_Task directions_.
Find the lines with the string "TIEC" and return them.

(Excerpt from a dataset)
○ ○ ○ ○ ○

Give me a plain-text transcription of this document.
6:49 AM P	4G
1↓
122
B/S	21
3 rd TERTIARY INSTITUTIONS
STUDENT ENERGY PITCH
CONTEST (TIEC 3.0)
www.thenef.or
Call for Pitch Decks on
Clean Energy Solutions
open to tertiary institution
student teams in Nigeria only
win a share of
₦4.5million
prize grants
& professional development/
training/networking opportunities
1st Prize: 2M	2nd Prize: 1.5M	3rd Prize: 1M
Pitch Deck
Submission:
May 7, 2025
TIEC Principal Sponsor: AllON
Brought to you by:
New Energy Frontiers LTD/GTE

○ ○ ○ ○ ○

_Worked answer_.
CONTEST (TIEC 3.0)
TIEC Principal Sponsor: AllON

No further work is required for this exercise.